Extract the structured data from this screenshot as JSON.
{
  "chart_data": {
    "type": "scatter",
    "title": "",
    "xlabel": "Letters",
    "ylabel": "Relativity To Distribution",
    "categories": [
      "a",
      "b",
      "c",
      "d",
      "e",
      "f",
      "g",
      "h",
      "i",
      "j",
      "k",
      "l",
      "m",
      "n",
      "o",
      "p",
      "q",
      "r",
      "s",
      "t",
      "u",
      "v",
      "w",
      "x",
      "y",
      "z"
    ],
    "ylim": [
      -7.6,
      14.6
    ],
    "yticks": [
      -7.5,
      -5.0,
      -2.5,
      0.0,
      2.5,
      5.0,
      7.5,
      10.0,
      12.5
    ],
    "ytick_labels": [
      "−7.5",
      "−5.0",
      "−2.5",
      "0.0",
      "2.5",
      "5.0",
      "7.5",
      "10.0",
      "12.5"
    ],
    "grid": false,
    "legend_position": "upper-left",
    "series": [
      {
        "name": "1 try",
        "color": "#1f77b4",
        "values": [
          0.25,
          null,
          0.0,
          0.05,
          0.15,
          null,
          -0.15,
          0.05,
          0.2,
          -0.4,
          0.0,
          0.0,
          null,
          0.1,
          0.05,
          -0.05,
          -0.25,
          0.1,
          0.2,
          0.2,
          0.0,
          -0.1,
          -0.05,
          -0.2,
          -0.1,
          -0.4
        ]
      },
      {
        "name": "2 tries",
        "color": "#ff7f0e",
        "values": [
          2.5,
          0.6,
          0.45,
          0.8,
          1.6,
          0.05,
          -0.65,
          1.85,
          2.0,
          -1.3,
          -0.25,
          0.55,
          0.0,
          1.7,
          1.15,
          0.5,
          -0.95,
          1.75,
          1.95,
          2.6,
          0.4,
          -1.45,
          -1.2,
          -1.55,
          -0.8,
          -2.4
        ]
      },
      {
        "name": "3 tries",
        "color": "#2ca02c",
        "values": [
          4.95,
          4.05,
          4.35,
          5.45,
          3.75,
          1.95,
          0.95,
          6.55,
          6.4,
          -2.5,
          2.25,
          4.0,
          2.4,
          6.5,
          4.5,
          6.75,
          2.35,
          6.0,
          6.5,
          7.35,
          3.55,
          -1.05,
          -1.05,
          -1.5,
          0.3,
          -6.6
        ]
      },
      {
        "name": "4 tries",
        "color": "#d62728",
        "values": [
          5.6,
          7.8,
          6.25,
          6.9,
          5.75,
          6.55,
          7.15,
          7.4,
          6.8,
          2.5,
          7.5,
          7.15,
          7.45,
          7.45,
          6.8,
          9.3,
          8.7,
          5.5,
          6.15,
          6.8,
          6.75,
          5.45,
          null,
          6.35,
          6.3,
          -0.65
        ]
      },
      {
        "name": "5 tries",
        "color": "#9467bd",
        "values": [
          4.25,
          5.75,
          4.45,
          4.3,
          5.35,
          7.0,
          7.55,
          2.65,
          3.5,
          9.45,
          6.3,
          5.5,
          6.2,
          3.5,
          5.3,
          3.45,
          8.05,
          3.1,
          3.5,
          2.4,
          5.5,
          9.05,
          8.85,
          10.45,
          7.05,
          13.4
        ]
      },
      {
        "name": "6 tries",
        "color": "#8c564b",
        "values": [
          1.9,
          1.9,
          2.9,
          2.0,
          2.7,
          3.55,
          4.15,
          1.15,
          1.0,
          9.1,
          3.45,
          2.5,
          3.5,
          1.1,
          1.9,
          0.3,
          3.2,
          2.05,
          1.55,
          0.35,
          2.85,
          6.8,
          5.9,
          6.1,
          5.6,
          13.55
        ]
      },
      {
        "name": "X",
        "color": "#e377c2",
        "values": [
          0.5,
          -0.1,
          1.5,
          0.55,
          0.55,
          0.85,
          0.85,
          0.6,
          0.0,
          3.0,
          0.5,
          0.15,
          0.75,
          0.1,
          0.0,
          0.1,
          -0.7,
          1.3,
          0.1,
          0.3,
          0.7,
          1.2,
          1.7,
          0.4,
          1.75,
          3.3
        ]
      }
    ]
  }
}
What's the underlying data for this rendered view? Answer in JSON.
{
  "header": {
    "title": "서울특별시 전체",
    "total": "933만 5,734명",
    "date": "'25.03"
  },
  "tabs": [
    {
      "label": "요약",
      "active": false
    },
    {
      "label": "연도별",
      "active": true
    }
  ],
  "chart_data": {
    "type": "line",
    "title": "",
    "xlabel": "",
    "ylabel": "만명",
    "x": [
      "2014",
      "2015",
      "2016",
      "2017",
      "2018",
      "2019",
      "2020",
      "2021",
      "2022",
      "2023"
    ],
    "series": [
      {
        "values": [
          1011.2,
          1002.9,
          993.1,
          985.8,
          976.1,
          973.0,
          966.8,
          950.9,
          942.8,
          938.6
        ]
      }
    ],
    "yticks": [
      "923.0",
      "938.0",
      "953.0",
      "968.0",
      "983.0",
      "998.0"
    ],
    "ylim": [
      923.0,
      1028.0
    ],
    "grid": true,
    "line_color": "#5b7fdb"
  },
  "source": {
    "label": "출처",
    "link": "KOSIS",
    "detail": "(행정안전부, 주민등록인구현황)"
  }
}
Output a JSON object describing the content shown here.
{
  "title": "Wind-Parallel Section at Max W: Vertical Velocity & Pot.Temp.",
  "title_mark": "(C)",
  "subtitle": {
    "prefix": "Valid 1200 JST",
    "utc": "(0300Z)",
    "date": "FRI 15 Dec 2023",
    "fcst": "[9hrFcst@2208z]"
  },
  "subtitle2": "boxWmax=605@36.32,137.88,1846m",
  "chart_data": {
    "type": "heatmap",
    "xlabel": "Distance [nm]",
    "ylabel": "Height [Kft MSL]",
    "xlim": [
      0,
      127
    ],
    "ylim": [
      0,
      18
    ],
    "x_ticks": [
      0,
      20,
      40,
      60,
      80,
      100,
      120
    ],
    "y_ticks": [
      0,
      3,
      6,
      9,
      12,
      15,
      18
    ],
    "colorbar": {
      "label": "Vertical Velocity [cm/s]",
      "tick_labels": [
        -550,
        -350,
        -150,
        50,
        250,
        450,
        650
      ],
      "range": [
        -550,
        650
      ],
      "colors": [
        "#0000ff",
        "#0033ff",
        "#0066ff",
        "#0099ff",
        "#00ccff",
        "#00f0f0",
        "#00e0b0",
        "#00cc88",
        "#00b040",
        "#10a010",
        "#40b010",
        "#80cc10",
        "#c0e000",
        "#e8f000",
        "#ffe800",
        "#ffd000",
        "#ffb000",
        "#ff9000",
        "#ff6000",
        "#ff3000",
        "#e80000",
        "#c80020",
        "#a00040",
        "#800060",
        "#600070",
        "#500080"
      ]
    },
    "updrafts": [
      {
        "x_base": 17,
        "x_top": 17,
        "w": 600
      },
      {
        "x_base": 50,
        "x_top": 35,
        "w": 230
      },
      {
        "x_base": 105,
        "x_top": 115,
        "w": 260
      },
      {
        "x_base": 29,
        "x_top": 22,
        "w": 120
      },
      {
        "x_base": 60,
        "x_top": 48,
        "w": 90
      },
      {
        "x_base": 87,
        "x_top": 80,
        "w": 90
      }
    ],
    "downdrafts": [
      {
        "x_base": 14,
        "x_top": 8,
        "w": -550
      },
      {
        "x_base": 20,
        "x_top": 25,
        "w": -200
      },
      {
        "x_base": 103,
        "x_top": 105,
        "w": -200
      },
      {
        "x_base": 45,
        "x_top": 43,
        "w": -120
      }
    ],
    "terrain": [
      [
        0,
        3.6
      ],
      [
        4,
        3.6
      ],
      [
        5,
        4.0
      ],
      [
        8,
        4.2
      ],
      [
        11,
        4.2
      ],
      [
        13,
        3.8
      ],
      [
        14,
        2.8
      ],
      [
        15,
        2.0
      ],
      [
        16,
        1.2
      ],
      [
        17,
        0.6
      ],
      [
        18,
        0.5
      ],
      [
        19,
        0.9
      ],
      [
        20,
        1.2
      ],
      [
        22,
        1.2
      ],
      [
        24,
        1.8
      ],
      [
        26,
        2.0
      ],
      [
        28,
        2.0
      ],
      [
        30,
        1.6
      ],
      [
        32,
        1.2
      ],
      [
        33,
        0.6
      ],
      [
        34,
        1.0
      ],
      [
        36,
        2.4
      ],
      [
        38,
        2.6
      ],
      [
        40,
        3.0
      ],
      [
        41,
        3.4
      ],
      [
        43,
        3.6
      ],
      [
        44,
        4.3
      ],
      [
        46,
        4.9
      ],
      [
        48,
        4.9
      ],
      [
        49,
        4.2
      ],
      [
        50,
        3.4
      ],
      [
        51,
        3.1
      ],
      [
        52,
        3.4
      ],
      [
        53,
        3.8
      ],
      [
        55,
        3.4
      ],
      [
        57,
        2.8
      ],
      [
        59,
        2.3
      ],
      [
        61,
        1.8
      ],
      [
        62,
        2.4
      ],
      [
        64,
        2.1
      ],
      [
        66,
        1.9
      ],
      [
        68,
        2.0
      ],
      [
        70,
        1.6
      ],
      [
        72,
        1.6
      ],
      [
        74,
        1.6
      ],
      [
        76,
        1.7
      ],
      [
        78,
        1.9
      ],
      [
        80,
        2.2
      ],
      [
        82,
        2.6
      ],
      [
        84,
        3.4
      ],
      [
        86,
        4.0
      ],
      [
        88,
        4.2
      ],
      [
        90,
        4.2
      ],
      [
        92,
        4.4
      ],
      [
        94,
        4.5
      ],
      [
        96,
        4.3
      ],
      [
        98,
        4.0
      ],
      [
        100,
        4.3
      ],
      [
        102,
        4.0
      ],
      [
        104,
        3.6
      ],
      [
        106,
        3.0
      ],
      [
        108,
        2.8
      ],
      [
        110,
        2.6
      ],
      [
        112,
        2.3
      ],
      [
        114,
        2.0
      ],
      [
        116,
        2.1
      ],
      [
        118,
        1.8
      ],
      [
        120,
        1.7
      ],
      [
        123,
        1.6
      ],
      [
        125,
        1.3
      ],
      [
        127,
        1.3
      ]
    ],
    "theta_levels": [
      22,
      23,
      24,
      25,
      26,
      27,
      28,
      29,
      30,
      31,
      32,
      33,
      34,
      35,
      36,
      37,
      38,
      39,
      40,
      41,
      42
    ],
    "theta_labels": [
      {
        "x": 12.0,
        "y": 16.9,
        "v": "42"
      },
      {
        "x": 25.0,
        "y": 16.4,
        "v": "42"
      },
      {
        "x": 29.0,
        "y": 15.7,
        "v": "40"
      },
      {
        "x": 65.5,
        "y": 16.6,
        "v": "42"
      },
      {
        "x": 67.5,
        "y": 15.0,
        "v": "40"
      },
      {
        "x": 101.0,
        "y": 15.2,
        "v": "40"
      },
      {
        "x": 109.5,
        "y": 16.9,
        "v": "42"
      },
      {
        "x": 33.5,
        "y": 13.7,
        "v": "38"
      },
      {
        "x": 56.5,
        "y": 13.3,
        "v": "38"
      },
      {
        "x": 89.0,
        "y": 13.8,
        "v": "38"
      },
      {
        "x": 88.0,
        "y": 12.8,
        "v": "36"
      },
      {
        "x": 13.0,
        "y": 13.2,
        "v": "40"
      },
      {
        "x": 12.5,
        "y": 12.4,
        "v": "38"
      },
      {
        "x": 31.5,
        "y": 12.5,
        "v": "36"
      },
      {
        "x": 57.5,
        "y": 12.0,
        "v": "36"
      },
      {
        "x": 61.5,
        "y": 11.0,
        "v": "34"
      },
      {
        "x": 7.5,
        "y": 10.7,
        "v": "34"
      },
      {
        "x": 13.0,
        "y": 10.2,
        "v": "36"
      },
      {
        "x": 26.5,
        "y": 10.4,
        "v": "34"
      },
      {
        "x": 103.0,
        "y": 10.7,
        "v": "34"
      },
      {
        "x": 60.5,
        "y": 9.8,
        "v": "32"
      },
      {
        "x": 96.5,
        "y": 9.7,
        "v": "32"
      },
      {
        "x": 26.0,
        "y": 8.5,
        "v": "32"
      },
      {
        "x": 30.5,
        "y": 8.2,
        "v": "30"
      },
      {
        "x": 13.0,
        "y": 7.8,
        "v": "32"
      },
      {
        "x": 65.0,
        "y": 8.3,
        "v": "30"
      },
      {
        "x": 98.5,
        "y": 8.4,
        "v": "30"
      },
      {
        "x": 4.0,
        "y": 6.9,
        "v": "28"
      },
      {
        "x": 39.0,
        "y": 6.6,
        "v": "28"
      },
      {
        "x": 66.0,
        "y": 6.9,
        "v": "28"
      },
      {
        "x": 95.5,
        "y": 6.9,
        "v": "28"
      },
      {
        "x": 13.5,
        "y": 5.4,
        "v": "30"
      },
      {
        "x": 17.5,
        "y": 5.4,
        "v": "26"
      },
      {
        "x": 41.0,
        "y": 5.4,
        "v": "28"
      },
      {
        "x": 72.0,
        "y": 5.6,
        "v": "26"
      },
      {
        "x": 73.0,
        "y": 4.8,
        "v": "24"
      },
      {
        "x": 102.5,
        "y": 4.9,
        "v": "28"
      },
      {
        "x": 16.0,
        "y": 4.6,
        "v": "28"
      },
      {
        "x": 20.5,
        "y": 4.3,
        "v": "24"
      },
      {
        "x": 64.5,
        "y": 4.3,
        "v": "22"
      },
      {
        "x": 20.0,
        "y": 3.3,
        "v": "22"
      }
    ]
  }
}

+ + + +

Every line of the records that includes the word "Vertical" should be gathered.

▸ **RESULT**:
  "title": "Wind-Parallel Section at Max W: Vertical Velocity & Pot.Temp.",
      "label": "Vertical Velocity [cm/s]",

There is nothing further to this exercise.